→ Excerpt to read:
=====
The other relief offered to the Commission is permission to capitalise interest, and that, I think everyone is agreed, is legitimate in the circumstances and backed by ample precedents which Parliament has made in dealing with statutory authorities, quite apart from what may be the practice in large commercial concerns. So I would say that the scheme, as a device for financing the deficiencies for the next few years, is well devised. Indeed, I think its authors are to be congratulated upon its ingenuity. While it makes no difference to the burdens which eventually will have to be repaid, it does relieve the Commission from a very real predicament, as I said just now.

It lifts from their shoulders the incubus of having to show a heavy working loss on their business in their annual accounts, and though that relief may be more a psychological one than, ultimately, a financial one, nevertheless it is real. By lifting that incubus from their shoulders, it will make it more difficult for the critics in so many quarters, who are always anxious to denigrate the management of our nationalised public utilities, to throw stones at the Commission and say, "You are making a heavy loss". They generally also say, "You are making it at the expense of the taxpayer"—which, of course, is not really correct, and never was, More important than that, perhaps, the removal of this incubus should be good for the morale both of the management and of the men all down the line. It seems to me that the Commission are entitled to expect more than ever from every member of their staff individually and collectively, through the elaborate machinery of consultation which has been established, united and enlightened acceptance of changing technical conditions; and on that many financial consequences may depend.

There is one ether point on which I should like to comment. The total deficiency accrued in the Commission's accounts up to the end of 1955 is to be carried to the new Suspense Account. But noble Lords will have noticed that thereafter only the deficiencies in respect of British Railways may be so treated. That means that the rest of the British Transport Commission's activities, treated as one business, must continue to pay their way, taking one year with another. In that respect the Bill has not departed at all from the principle of the 1947 Act; and this covers not only road haulage, the docks, the canals and, I hope, the catering services, but also London Transport. London Transport is excluded from the provisions of the Bill: it must pay its way, taking one year with another. It never was true that London was "salted", as used to be said in favour of other sections of the Commission's business. Quite the contrary: large numbers of Londoners were carried at fares below cost. I am glad that the Government think that wrong, and though I cannot help remembering that they "wobbled" a hit on that question three or four years ago, nevertheless they have now come down on the sound side.
=====
→ Source excerpt:
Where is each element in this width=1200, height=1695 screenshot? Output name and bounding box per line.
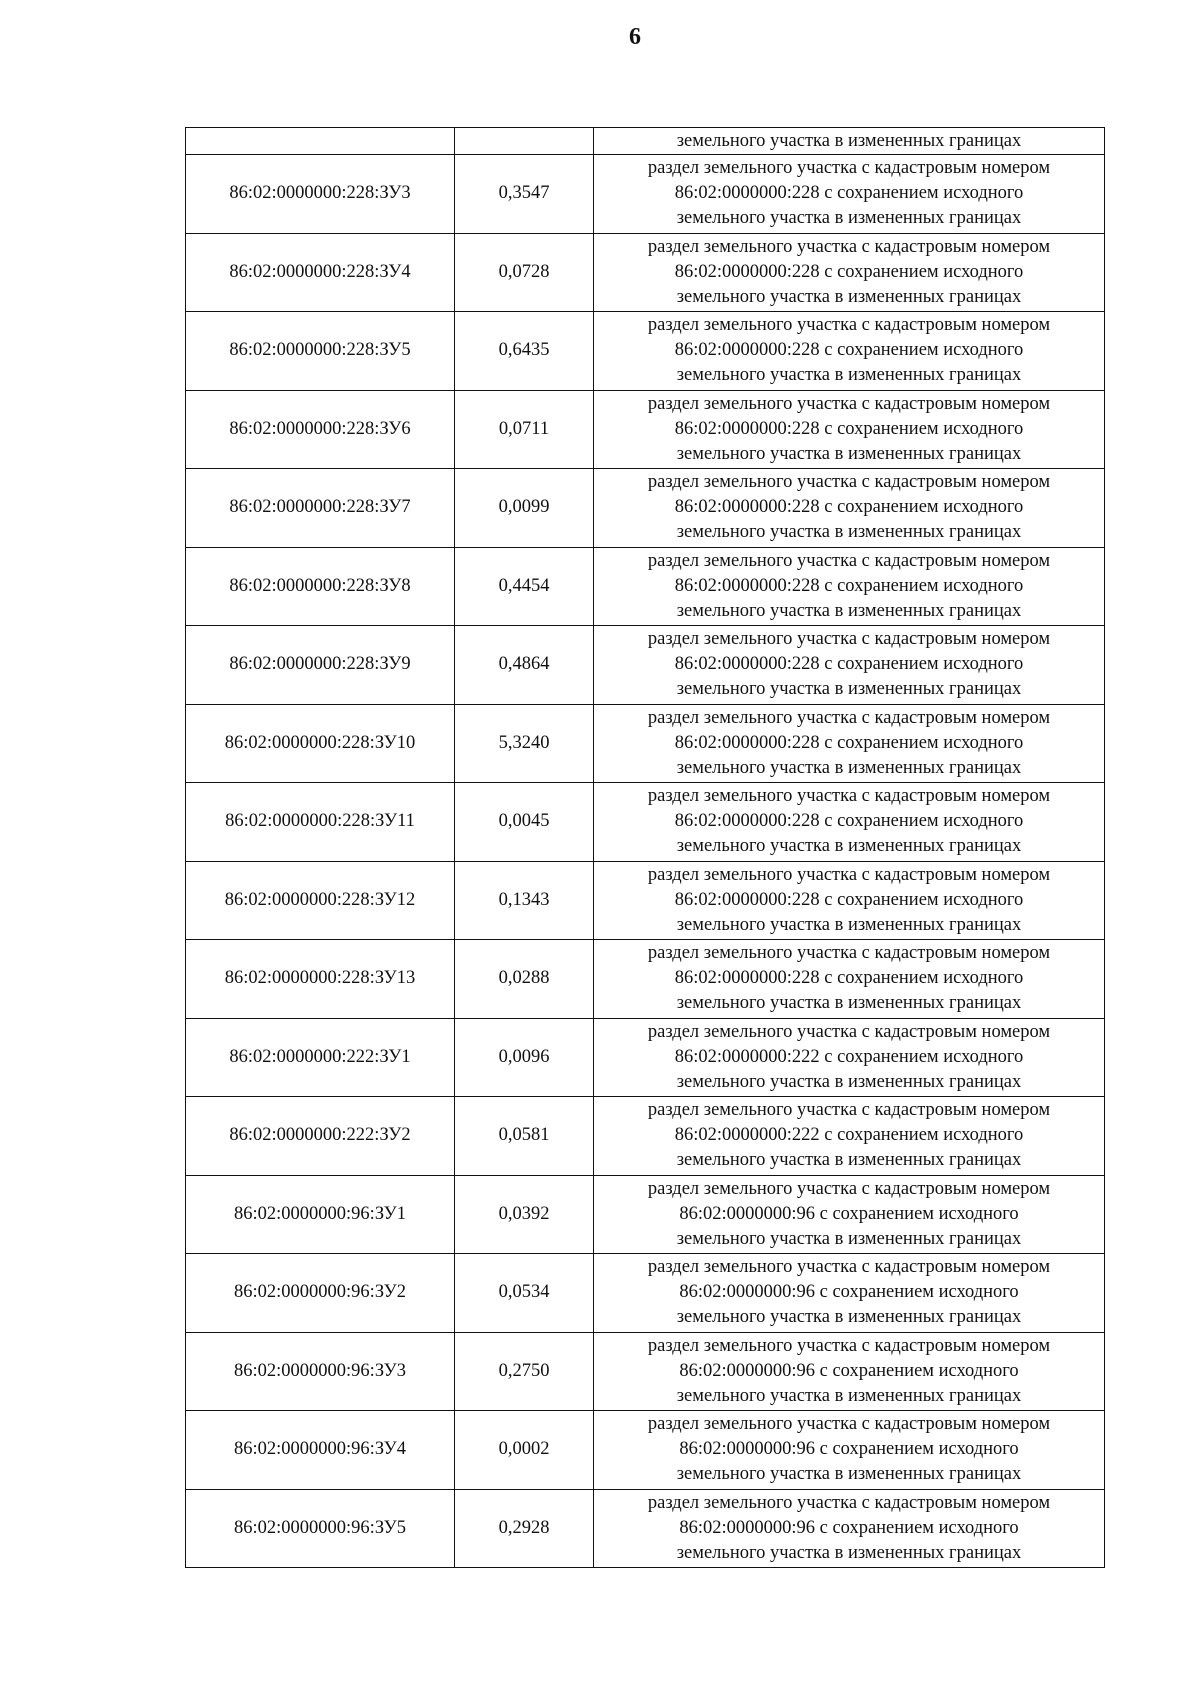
=====
→ What to do:
1. Summarize the passage on the British Transport Commission's finances in two sentences.
2. Repeat, word for word, the part of the passage on the British Transport Commission's finances that runs from "The other relief" up to and including "said just now.".

→ Results in order:
1. The speaker considers the scheme a well-devised and ingenious way to finance the Commission's deficiencies for the next few years, because permission to capitalize interest and a new Suspense Account spare the Commission from showing heavy working losses in its annual accounts, which should also help the morale of management and staff. After 1955, however, only British Railways' deficiencies may be treated this way, so the Commission's other activities, including London Transport, must still pay their way, taking one year with another.

2.
The other relief offered to the Commission is permission to capitalise interest, and that, I think everyone is agreed, is legitimate in the circumstances and backed by ample precedents which Parliament has made in dealing with statutory authorities, quite apart from what may be the practice in large commercial concerns. So I would say that the scheme, as a device for financing the deficiencies for the next few years, is well devised. Indeed, I think its authors are to be congratulated upon its ingenuity. While it makes no difference to the burdens which eventually will have to be repaid, it does relieve the Commission from a very real predicament, as I said just now.